**Task**
All lines featuring the string "grabar" are to be listed.

**Exercise material**
/---
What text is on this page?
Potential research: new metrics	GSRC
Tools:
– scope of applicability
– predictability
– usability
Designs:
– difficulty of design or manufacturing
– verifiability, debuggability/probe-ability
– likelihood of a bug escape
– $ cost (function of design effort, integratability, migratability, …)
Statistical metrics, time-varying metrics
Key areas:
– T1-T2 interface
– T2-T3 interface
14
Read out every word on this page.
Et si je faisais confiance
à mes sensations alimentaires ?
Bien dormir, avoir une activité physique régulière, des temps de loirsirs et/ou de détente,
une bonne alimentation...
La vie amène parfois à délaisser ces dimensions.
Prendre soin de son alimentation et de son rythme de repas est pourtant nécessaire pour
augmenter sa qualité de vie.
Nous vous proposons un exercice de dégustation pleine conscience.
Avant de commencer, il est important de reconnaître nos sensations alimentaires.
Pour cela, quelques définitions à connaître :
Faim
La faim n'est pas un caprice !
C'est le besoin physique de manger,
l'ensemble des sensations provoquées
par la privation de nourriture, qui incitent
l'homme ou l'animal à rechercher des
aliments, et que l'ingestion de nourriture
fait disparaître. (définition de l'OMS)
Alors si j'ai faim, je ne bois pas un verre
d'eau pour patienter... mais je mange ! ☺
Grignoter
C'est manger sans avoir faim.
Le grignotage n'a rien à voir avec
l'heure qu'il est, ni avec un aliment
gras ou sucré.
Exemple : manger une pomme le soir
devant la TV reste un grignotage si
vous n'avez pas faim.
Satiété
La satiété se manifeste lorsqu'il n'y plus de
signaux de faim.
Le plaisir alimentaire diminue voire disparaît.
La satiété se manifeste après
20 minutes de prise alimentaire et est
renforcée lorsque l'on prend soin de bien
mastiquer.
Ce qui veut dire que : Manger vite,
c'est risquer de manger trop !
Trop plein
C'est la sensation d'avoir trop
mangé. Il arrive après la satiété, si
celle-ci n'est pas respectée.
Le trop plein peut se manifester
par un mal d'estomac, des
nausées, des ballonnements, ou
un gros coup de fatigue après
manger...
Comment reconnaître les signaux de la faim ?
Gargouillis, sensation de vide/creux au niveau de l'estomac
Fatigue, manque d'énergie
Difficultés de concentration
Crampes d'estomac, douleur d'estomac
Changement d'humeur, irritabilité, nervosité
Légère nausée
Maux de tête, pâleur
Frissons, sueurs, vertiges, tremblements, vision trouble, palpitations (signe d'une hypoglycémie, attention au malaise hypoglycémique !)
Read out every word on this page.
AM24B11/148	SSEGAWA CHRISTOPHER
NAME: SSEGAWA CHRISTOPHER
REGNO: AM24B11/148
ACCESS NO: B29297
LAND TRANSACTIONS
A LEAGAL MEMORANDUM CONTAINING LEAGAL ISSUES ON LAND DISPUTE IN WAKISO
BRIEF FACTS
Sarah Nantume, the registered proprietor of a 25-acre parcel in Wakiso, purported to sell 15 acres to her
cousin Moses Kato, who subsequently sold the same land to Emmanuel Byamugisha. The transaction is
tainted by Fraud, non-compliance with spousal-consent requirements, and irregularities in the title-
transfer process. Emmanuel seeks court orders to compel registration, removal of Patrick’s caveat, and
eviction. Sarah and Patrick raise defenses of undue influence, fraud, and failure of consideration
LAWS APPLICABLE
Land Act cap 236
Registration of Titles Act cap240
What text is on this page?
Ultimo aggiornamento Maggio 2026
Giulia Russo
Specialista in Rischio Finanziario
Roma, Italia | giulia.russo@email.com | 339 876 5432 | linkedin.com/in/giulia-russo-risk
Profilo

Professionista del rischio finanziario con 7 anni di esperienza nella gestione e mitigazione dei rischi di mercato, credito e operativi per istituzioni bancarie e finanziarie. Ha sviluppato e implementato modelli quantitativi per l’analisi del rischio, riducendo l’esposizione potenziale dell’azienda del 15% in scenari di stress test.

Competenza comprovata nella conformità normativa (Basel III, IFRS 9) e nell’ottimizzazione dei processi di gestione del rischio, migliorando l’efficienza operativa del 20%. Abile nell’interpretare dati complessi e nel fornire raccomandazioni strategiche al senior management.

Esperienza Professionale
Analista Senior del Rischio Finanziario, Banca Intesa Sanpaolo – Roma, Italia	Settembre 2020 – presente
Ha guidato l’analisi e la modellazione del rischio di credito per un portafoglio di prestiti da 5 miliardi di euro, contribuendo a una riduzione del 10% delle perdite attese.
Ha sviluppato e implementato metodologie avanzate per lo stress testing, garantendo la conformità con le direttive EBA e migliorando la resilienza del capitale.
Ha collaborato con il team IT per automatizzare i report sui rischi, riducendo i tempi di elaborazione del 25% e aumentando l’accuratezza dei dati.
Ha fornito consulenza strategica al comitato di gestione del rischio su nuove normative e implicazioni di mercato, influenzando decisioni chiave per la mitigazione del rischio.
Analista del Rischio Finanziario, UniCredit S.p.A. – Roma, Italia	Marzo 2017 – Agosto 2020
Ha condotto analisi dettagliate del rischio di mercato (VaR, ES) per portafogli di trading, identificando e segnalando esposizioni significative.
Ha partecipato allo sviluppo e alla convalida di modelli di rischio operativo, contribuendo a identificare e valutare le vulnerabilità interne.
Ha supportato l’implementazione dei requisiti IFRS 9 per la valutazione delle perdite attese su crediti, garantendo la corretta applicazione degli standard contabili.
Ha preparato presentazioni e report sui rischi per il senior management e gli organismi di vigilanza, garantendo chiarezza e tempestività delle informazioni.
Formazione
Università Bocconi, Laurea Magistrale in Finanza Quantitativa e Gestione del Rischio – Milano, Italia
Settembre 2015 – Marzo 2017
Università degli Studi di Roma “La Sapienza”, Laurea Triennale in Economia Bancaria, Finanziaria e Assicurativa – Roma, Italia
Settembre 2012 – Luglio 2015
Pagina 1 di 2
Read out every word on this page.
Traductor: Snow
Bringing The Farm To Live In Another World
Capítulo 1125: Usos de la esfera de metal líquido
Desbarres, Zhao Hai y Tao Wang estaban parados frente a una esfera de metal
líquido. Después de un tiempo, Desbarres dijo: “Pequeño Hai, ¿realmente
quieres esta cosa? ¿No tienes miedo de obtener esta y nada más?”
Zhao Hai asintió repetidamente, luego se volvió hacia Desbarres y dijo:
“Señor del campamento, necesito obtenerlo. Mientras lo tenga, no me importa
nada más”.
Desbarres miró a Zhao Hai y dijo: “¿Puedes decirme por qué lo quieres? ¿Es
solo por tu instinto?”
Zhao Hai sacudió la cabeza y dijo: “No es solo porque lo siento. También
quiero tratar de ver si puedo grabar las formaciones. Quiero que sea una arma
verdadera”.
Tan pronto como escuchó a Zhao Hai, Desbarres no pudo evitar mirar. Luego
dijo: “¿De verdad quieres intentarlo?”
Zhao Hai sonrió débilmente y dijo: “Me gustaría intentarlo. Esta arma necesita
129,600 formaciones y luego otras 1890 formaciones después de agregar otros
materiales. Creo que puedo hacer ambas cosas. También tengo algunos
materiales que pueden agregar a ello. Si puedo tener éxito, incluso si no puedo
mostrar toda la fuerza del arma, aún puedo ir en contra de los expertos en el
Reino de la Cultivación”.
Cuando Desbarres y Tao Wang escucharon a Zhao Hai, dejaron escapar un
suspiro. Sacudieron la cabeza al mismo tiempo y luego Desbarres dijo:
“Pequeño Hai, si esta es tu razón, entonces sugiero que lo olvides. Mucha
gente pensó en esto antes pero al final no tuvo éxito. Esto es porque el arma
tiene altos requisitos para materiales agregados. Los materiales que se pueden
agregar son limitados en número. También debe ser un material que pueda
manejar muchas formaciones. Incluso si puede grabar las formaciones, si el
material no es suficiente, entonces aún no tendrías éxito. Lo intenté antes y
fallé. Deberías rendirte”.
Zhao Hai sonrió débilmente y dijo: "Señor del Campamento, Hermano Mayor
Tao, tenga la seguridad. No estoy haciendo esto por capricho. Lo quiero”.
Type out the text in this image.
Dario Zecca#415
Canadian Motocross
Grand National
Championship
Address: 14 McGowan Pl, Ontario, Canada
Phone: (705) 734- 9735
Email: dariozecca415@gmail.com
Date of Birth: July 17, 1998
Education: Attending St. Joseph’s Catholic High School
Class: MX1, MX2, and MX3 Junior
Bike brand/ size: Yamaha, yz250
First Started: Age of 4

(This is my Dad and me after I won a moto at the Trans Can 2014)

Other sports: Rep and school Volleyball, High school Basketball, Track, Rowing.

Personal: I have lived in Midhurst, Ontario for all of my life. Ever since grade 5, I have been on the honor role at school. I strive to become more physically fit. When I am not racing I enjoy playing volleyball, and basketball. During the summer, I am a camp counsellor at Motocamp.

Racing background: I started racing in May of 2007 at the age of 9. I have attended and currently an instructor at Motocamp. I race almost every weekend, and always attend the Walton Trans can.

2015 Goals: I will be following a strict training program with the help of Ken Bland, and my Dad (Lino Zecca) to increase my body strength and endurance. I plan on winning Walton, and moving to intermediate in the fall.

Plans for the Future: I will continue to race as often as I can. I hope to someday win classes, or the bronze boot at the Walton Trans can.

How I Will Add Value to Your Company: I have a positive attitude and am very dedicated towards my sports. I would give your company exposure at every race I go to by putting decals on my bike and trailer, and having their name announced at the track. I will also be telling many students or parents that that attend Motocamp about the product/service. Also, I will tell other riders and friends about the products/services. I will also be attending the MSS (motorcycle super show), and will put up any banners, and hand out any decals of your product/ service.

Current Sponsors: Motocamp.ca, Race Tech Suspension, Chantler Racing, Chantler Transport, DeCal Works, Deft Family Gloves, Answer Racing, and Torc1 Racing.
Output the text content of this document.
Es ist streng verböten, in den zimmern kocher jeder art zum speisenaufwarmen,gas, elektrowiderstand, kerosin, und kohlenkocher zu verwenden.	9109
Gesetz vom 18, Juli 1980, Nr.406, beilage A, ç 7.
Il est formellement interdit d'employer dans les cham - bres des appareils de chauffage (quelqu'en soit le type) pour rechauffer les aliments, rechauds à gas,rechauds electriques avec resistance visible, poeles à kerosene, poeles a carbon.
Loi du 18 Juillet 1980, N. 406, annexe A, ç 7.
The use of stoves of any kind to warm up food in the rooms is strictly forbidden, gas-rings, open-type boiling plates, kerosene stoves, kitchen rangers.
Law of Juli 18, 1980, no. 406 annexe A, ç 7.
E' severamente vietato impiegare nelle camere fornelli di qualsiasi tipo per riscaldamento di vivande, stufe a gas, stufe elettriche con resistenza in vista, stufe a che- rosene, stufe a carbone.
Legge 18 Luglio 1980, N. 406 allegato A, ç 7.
\---
**Task output**
quiero tratar de ver si puedo grabar las formaciones. Quiero que sea una arma
manejar muchas formaciones. Incluso si puede grabar las formaciones, si el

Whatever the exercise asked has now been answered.